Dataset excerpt
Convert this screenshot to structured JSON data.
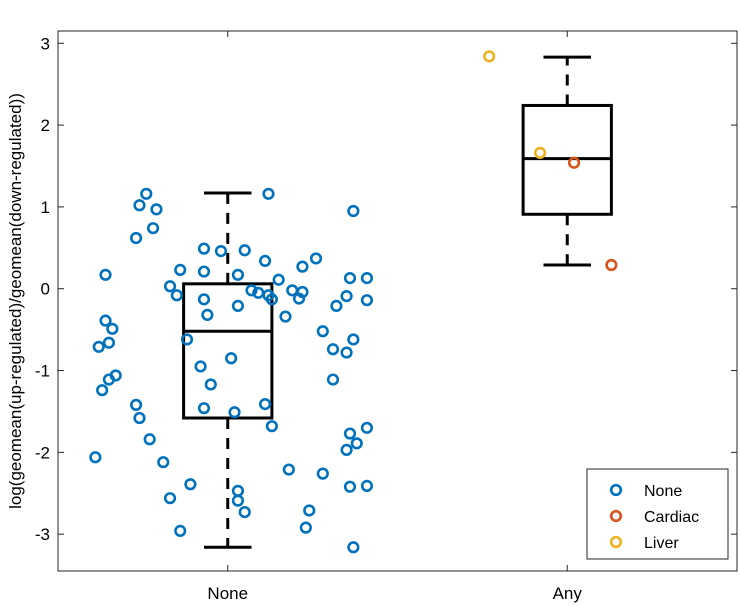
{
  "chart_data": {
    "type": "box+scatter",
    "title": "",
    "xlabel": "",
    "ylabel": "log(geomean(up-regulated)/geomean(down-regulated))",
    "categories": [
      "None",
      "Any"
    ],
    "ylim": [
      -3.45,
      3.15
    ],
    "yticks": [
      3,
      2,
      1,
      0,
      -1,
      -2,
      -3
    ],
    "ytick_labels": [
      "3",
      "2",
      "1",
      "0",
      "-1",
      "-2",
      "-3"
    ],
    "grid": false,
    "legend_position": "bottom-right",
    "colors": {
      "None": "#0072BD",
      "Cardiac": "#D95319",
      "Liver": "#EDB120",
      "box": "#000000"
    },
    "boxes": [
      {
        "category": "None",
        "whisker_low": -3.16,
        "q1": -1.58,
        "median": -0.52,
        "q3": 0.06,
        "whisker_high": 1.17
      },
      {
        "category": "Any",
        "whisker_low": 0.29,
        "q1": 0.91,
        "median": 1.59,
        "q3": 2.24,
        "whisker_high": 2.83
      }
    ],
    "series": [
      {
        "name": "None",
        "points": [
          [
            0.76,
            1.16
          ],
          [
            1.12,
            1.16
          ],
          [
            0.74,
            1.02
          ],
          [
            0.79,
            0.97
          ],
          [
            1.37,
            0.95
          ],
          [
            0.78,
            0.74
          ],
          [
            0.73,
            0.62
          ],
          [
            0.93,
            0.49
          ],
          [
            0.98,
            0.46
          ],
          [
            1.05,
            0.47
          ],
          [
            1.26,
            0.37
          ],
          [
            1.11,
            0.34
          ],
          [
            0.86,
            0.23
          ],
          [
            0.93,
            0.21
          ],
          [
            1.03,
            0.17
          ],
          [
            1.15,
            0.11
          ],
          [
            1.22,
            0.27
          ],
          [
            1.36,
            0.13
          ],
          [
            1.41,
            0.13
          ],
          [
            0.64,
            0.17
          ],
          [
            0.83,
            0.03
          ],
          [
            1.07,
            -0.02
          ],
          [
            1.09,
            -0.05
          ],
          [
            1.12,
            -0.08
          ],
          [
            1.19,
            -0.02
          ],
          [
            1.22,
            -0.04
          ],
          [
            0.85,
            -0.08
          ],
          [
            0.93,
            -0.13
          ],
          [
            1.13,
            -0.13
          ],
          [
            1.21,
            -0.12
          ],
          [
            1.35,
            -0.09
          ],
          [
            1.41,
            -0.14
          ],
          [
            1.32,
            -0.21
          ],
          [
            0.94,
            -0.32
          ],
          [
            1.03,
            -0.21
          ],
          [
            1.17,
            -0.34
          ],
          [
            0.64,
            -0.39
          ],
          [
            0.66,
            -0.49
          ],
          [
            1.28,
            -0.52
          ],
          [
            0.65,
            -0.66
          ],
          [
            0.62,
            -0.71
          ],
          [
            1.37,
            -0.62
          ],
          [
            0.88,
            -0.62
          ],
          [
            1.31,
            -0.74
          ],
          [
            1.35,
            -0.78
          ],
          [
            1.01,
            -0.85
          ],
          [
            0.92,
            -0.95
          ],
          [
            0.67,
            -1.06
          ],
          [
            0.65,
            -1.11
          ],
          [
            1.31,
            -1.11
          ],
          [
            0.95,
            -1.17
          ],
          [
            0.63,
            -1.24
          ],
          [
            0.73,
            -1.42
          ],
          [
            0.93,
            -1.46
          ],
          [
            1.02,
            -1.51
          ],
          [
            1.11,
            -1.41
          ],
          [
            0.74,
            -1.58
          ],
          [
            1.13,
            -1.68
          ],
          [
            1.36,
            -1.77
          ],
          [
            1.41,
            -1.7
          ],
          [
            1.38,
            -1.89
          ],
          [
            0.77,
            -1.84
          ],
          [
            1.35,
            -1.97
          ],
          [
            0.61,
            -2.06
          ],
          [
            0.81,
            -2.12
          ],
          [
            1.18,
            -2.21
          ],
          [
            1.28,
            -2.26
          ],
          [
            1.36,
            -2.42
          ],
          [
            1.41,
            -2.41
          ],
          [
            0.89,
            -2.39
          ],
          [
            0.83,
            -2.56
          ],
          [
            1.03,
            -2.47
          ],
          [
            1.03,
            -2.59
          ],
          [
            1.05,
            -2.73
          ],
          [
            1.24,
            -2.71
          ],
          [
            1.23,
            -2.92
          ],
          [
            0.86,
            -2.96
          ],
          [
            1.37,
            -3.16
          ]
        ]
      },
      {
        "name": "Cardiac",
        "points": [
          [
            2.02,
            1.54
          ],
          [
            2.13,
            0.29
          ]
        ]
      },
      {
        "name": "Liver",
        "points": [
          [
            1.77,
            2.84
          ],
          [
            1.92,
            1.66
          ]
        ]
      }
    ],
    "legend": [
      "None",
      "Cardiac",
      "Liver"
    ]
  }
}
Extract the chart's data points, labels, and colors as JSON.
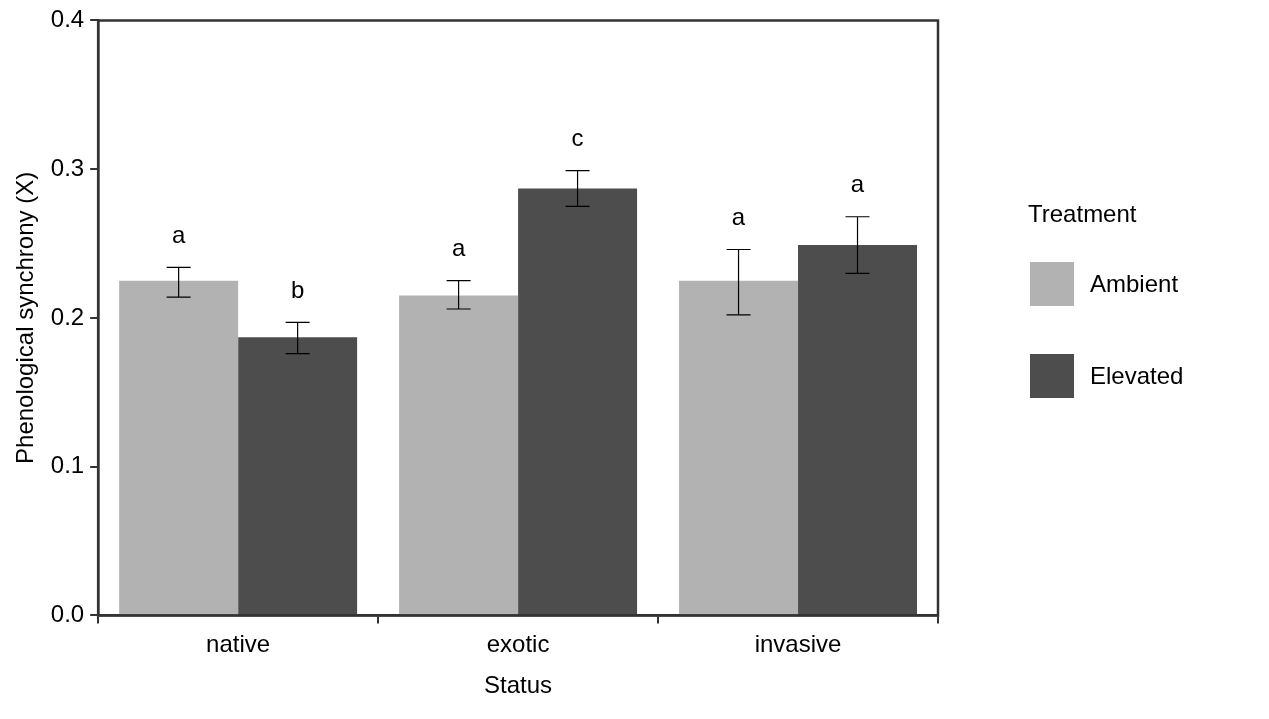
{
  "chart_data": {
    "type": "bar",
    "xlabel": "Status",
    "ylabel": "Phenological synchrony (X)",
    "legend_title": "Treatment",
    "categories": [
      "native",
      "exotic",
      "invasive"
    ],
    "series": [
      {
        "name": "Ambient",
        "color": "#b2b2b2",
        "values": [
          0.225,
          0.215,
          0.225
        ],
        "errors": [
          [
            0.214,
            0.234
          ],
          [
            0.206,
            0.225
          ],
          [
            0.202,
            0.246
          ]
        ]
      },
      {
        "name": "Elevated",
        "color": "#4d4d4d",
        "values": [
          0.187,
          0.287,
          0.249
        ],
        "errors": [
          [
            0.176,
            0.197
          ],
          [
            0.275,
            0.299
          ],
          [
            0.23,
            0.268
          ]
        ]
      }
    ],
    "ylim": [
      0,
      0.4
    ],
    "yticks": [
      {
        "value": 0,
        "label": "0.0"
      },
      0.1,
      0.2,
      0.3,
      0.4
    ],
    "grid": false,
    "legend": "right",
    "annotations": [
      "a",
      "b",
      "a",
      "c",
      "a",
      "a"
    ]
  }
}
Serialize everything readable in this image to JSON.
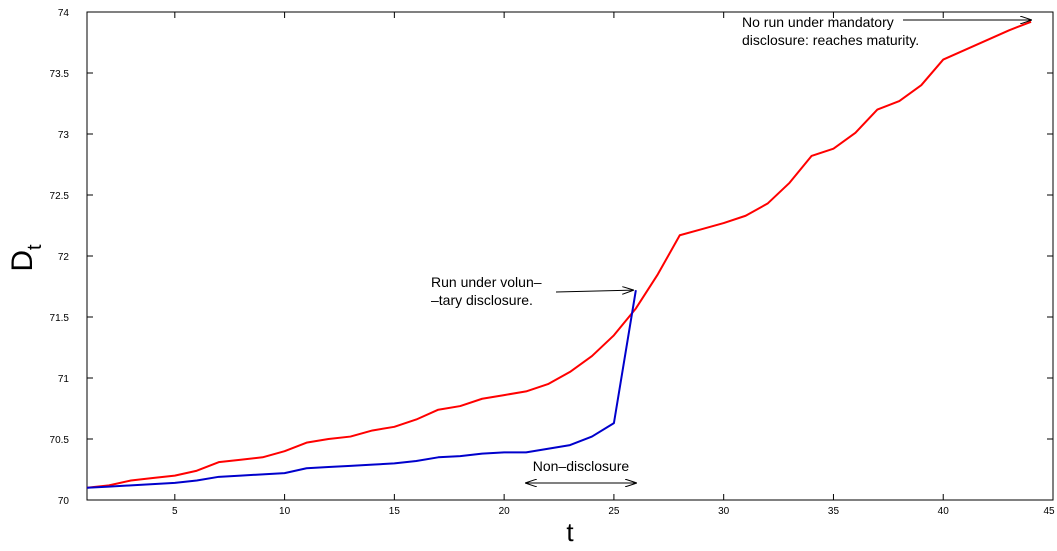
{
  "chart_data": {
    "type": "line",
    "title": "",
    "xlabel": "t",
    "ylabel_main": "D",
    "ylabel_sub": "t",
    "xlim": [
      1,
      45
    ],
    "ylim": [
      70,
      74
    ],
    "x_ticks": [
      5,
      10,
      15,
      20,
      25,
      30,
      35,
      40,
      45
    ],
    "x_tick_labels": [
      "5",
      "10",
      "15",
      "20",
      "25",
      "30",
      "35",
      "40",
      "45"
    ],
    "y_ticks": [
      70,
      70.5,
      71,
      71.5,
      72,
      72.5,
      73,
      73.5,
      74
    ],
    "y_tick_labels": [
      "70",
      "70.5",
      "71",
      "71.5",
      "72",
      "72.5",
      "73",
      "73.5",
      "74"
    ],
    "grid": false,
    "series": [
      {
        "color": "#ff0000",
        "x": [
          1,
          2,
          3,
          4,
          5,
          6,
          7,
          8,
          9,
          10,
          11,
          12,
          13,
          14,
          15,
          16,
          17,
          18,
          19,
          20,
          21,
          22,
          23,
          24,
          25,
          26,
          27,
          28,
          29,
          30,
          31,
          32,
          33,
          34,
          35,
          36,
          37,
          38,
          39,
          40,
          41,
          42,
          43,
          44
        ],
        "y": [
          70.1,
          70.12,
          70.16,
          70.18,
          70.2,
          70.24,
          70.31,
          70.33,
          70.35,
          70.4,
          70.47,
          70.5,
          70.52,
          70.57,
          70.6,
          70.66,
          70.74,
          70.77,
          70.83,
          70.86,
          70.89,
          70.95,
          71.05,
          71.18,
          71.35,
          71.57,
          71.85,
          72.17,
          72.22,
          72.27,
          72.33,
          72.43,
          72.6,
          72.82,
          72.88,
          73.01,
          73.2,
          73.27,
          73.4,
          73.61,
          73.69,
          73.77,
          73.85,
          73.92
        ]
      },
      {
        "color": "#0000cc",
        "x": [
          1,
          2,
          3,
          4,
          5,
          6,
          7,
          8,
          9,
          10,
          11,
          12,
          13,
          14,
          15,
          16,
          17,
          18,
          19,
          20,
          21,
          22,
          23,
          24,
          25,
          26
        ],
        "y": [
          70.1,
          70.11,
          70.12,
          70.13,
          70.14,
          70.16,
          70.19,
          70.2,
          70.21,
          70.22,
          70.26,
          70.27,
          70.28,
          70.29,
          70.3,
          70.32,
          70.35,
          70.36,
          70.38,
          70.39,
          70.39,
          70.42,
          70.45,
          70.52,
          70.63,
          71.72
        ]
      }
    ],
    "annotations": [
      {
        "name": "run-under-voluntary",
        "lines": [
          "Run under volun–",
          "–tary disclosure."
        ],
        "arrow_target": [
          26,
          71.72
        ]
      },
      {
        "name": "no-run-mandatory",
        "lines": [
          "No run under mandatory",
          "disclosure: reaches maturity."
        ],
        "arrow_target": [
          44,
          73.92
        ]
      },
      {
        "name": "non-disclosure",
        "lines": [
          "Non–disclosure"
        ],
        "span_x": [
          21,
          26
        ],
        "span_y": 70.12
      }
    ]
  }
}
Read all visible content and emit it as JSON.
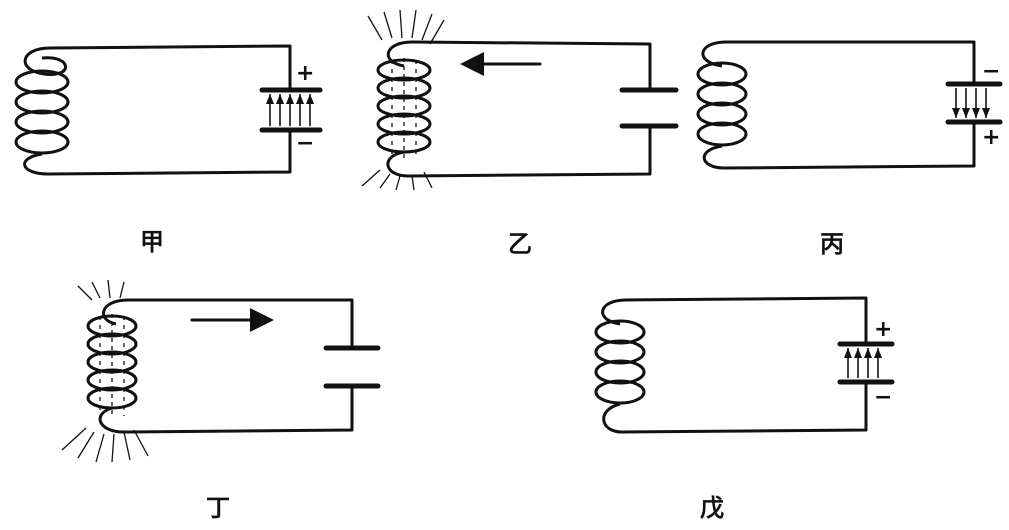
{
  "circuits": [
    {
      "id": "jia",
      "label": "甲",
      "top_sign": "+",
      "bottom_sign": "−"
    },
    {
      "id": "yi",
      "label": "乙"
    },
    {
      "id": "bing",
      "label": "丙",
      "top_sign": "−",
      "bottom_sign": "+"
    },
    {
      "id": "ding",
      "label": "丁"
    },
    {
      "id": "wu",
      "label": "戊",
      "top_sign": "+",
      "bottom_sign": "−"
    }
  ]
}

Aim of the task
Only the number is needed: state how many lines in the listing contain "colors".

Response below
2